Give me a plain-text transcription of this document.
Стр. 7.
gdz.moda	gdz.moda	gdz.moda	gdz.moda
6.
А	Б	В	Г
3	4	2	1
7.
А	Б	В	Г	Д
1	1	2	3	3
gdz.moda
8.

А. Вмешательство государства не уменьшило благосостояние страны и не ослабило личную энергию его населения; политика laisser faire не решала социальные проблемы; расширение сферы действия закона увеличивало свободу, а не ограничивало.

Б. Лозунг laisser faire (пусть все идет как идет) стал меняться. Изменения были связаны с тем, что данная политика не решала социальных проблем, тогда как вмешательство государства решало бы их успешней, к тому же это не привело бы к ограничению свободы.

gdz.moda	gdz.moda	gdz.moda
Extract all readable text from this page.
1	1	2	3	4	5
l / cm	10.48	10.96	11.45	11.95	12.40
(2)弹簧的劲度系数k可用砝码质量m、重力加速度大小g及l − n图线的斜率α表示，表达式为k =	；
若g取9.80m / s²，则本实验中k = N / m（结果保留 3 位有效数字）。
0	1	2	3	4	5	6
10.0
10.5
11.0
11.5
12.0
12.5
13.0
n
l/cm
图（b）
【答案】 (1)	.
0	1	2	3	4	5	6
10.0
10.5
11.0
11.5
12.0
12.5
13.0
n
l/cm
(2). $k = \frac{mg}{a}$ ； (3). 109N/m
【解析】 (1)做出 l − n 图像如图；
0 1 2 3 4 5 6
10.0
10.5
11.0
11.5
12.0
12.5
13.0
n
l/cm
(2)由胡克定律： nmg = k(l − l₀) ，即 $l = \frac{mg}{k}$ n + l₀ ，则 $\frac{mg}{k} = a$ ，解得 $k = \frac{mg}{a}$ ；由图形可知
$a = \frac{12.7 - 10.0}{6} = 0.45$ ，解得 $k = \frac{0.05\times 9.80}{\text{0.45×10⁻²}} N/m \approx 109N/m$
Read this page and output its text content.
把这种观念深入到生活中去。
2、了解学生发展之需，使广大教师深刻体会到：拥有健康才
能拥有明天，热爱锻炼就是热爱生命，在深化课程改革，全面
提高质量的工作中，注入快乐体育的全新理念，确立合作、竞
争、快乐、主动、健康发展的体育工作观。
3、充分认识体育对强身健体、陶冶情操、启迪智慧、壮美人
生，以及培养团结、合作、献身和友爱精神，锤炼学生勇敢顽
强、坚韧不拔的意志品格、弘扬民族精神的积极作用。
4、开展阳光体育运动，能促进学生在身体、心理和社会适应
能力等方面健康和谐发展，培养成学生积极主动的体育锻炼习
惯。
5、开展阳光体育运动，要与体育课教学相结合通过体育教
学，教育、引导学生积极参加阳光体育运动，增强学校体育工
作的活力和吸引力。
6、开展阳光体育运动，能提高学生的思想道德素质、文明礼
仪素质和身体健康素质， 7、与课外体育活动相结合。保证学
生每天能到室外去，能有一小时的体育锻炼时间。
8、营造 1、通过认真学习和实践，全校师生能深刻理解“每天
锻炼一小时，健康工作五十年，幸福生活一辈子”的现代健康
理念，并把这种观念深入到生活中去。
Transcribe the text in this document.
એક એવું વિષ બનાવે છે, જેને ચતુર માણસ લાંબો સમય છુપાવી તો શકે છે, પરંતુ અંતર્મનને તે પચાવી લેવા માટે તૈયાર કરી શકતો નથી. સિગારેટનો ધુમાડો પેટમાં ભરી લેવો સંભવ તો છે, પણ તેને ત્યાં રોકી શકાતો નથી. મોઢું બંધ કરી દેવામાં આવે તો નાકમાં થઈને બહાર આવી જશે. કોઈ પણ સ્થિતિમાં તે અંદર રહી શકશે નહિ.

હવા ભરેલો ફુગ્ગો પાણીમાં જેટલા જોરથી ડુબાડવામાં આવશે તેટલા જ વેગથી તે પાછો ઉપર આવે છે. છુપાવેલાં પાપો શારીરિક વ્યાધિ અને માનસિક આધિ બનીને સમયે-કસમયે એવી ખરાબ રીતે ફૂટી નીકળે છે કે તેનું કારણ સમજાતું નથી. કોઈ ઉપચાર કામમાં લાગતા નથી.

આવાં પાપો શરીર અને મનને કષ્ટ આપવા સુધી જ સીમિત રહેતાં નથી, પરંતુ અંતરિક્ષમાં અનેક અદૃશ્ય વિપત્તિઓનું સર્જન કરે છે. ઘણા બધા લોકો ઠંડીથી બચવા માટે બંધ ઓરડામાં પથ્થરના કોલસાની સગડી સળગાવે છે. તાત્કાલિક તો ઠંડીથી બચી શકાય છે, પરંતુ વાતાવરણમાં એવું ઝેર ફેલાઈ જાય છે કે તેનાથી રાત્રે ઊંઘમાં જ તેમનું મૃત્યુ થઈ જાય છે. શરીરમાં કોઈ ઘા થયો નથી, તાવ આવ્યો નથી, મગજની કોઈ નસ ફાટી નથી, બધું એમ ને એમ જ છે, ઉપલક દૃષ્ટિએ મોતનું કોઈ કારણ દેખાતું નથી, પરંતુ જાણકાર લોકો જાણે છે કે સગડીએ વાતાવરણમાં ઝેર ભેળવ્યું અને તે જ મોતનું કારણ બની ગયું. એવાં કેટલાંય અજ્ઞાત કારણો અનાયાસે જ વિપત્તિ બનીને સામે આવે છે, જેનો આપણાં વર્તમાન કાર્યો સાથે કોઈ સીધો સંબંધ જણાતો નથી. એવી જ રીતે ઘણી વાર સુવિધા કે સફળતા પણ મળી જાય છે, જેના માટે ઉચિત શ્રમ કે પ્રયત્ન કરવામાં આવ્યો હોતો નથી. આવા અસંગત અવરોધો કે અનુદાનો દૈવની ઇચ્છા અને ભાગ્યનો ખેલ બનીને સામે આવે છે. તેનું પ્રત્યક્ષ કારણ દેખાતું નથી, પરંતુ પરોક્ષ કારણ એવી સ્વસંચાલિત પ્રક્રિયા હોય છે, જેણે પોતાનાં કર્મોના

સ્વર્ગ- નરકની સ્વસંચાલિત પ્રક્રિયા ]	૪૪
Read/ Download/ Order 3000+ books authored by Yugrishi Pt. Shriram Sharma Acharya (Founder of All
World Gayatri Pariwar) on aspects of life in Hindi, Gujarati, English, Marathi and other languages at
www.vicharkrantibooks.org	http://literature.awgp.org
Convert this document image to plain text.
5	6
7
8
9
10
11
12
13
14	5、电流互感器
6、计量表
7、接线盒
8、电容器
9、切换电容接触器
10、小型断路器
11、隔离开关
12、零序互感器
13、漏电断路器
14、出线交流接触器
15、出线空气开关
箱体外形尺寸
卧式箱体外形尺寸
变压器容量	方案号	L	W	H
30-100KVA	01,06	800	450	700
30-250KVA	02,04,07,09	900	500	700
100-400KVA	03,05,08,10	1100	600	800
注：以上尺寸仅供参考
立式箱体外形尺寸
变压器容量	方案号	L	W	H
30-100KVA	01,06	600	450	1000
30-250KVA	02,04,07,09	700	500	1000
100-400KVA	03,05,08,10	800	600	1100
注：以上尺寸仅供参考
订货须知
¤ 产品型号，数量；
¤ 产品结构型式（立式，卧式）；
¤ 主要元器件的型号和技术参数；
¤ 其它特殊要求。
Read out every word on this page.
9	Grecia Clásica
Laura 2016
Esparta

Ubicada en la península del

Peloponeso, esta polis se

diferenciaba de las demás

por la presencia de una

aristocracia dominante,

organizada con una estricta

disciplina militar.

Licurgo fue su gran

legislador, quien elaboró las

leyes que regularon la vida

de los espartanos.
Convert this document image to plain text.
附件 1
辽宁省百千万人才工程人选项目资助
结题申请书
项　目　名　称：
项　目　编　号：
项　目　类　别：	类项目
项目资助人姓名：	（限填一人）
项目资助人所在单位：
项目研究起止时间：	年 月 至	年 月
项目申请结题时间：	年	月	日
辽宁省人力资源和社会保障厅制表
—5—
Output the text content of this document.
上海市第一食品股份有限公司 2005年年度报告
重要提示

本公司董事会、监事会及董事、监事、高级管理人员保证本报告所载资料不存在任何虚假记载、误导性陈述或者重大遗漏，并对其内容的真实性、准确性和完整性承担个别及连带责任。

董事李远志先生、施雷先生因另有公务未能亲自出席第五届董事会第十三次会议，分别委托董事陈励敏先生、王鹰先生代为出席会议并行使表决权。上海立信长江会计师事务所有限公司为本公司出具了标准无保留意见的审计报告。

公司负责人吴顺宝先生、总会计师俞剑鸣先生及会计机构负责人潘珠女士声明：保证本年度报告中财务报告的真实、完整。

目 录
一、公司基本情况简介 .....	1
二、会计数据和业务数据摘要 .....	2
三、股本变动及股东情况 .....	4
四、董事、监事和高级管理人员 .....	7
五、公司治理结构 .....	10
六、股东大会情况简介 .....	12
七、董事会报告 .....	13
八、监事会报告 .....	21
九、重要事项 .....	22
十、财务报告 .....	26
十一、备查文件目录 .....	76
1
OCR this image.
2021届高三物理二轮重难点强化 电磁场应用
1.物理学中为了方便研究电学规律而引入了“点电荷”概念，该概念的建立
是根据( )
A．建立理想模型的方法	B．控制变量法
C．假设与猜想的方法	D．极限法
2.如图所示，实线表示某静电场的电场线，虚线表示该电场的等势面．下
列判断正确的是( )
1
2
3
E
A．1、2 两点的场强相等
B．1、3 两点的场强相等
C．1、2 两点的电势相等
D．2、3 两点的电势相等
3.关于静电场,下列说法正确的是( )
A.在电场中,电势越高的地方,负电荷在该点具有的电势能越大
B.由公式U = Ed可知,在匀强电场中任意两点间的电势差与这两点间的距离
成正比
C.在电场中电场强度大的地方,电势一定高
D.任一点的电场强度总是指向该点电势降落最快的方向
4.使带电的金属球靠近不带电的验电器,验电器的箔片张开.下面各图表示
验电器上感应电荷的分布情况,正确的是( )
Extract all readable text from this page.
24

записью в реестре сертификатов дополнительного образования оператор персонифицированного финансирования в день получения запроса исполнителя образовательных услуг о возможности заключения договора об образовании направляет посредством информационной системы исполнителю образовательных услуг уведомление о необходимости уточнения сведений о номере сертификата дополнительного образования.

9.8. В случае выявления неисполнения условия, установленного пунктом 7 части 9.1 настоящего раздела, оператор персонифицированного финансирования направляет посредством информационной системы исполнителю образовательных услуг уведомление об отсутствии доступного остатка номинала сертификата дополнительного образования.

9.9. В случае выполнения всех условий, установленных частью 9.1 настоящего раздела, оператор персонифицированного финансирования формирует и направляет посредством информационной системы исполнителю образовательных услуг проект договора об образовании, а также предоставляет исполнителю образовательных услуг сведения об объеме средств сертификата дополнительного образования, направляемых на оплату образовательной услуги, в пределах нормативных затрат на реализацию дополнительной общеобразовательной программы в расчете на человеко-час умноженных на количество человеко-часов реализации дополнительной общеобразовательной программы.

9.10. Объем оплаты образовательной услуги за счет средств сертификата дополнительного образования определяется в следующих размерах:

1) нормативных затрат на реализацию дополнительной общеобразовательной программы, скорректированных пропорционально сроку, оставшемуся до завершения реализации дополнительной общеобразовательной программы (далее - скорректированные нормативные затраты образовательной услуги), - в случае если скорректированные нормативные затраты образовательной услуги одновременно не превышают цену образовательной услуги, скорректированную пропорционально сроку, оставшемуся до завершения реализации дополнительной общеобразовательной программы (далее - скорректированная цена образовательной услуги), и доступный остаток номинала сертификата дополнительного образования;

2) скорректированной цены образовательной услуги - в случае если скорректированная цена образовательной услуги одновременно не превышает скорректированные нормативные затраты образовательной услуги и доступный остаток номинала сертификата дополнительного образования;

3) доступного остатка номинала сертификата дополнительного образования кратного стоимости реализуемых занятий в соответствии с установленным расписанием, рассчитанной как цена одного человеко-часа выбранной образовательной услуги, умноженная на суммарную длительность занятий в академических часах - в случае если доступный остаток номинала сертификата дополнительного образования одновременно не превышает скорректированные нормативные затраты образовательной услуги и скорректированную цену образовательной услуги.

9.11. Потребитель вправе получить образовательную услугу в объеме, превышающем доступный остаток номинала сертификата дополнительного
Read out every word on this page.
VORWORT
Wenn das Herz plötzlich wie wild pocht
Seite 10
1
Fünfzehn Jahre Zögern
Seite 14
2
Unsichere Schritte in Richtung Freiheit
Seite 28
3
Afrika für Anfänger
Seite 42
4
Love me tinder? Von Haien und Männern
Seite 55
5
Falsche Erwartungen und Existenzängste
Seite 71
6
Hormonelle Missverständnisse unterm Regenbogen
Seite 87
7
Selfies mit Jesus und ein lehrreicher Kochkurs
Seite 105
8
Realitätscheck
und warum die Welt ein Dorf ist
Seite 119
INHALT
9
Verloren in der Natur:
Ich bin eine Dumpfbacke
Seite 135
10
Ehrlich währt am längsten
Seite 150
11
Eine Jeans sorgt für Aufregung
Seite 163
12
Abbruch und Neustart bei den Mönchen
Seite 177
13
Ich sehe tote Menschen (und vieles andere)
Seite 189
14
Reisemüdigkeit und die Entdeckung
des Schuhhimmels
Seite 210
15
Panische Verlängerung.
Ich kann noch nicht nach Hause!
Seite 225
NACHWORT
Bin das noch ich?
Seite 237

> Directions
In the entries above, find each line with the word "faire" and show it.

> Written reply
А. Вмешательство государства не уменьшило благосостояние страны и не ослабило личную энергию его населения; политика laisser faire не решала социальные проблемы; расширение сферы действия закона увеличивало свободу, а не ограничивало.
Б. Лозунг laisser faire (пусть все идет как идет) стал меняться. Изменения были связаны с тем, что данная политика не решала социальных проблем, тогда как вмешательство государства решало бы их успешней, к тому же это не привело бы к ограничению свободы.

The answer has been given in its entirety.